Print each of the entries exactly, leaving nothing out.
---------- Entries supplied ----------
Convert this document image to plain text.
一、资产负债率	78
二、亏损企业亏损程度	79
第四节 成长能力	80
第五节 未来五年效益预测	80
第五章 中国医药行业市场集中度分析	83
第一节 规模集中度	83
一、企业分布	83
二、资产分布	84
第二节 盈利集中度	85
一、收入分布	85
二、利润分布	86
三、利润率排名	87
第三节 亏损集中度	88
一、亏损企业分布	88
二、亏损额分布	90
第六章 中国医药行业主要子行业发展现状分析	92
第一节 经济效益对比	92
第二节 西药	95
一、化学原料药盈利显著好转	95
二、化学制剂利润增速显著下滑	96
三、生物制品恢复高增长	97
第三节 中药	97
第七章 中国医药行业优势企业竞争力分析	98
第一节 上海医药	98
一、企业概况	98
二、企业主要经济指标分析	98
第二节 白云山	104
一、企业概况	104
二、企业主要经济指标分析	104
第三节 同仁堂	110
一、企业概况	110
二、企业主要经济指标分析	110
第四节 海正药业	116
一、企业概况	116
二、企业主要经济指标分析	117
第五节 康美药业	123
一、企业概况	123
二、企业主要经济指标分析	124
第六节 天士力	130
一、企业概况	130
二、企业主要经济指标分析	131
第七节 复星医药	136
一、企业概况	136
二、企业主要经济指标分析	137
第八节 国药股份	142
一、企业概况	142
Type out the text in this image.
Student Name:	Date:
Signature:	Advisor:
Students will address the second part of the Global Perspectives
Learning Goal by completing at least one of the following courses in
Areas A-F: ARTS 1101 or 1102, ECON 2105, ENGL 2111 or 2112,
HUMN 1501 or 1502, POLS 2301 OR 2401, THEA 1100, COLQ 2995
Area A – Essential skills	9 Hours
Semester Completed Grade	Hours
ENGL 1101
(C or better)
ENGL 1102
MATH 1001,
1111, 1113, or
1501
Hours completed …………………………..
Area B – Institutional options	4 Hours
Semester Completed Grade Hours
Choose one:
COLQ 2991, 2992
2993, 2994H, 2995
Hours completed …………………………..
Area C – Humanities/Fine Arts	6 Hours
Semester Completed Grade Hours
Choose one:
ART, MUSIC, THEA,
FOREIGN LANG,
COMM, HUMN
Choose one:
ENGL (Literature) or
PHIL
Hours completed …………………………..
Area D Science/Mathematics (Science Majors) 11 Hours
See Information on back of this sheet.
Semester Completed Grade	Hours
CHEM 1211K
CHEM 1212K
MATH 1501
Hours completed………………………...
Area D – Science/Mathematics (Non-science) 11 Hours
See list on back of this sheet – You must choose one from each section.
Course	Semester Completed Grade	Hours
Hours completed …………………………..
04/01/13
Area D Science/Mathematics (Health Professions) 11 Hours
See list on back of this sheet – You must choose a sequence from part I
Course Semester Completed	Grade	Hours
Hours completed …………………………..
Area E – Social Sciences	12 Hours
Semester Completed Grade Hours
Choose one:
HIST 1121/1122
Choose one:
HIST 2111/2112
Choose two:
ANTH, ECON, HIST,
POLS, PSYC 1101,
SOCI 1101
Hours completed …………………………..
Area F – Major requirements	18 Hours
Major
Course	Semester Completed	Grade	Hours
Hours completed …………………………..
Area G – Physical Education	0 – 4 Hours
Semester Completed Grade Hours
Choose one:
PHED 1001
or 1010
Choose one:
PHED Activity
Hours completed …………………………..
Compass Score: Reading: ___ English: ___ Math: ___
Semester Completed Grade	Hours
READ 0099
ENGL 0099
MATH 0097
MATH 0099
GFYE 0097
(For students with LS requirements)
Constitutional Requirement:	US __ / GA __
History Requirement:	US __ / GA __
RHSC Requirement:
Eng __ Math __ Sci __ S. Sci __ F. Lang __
----------
▶ [Problem solution]:
Convert this document image to plain text.
一、资产负债率	78
二、亏损企业亏损程度	79
第四节 成长能力	80
第五节 未来五年效益预测	80
第五章 中国医药行业市场集中度分析	83
第一节 规模集中度	83
一、企业分布	83
二、资产分布	84
第二节 盈利集中度	85
一、收入分布	85
二、利润分布	86
三、利润率排名	87
第三节 亏损集中度	88
一、亏损企业分布	88
二、亏损额分布	90
第六章 中国医药行业主要子行业发展现状分析	92
第一节 经济效益对比	92
第二节 西药	95
一、化学原料药盈利显著好转	95
二、化学制剂利润增速显著下滑	96
三、生物制品恢复高增长	97
第三节 中药	97
第七章 中国医药行业优势企业竞争力分析	98
第一节 上海医药	98
一、企业概况	98
二、企业主要经济指标分析	98
第二节 白云山	104
一、企业概况	104
二、企业主要经济指标分析	104
第三节 同仁堂	110
一、企业概况	110
二、企业主要经济指标分析	110
第四节 海正药业	116
一、企业概况	116
二、企业主要经济指标分析	117
第五节 康美药业	123
一、企业概况	123
二、企业主要经济指标分析	124
第六节 天士力	130
一、企业概况	130
二、企业主要经济指标分析	131
第七节 复星医药	136
一、企业概况	136
二、企业主要经济指标分析	137
第八节 国药股份	142
一、企业概况	142
Type out the text in this image.
Student Name:	Date:
Signature:	Advisor:
Students will address the second part of the Global Perspectives
Learning Goal by completing at least one of the following courses in
Areas A-F: ARTS 1101 or 1102, ECON 2105, ENGL 2111 or 2112,
HUMN 1501 or 1502, POLS 2301 OR 2401, THEA 1100, COLQ 2995
Area A – Essential skills	9 Hours
Semester Completed Grade	Hours
ENGL 1101
(C or better)
ENGL 1102
MATH 1001,
1111, 1113, or
1501
Hours completed …………………………..
Area B – Institutional options	4 Hours
Semester Completed Grade Hours
Choose one:
COLQ 2991, 2992
2993, 2994H, 2995
Hours completed …………………………..
Area C – Humanities/Fine Arts	6 Hours
Semester Completed Grade Hours
Choose one:
ART, MUSIC, THEA,
FOREIGN LANG,
COMM, HUMN
Choose one:
ENGL (Literature) or
PHIL
Hours completed …………………………..
Area D Science/Mathematics (Science Majors) 11 Hours
See Information on back of this sheet.
Semester Completed Grade	Hours
CHEM 1211K
CHEM 1212K
MATH 1501
Hours completed………………………...
Area D – Science/Mathematics (Non-science) 11 Hours
See list on back of this sheet – You must choose one from each section.
Course	Semester Completed Grade	Hours
Hours completed …………………………..
04/01/13
Area D Science/Mathematics (Health Professions) 11 Hours
See list on back of this sheet – You must choose a sequence from part I
Course Semester Completed	Grade	Hours
Hours completed …………………………..
Area E – Social Sciences	12 Hours
Semester Completed Grade Hours
Choose one:
HIST 1121/1122
Choose one:
HIST 2111/2112
Choose two:
ANTH, ECON, HIST,
POLS, PSYC 1101,
SOCI 1101
Hours completed …………………………..
Area F – Major requirements	18 Hours
Major
Course	Semester Completed	Grade	Hours
Hours completed …………………………..
Area G – Physical Education	0 – 4 Hours
Semester Completed Grade Hours
Choose one:
PHED 1001
or 1010
Choose one:
PHED Activity
Hours completed …………………………..
Compass Score: Reading: ___ English: ___ Math: ___
Semester Completed Grade	Hours
READ 0099
ENGL 0099
MATH 0097
MATH 0099
GFYE 0097
(For students with LS requirements)
Constitutional Requirement:	US __ / GA __
History Requirement:	US __ / GA __
RHSC Requirement:
Eng __ Math __ Sci __ S. Sci __ F. Lang __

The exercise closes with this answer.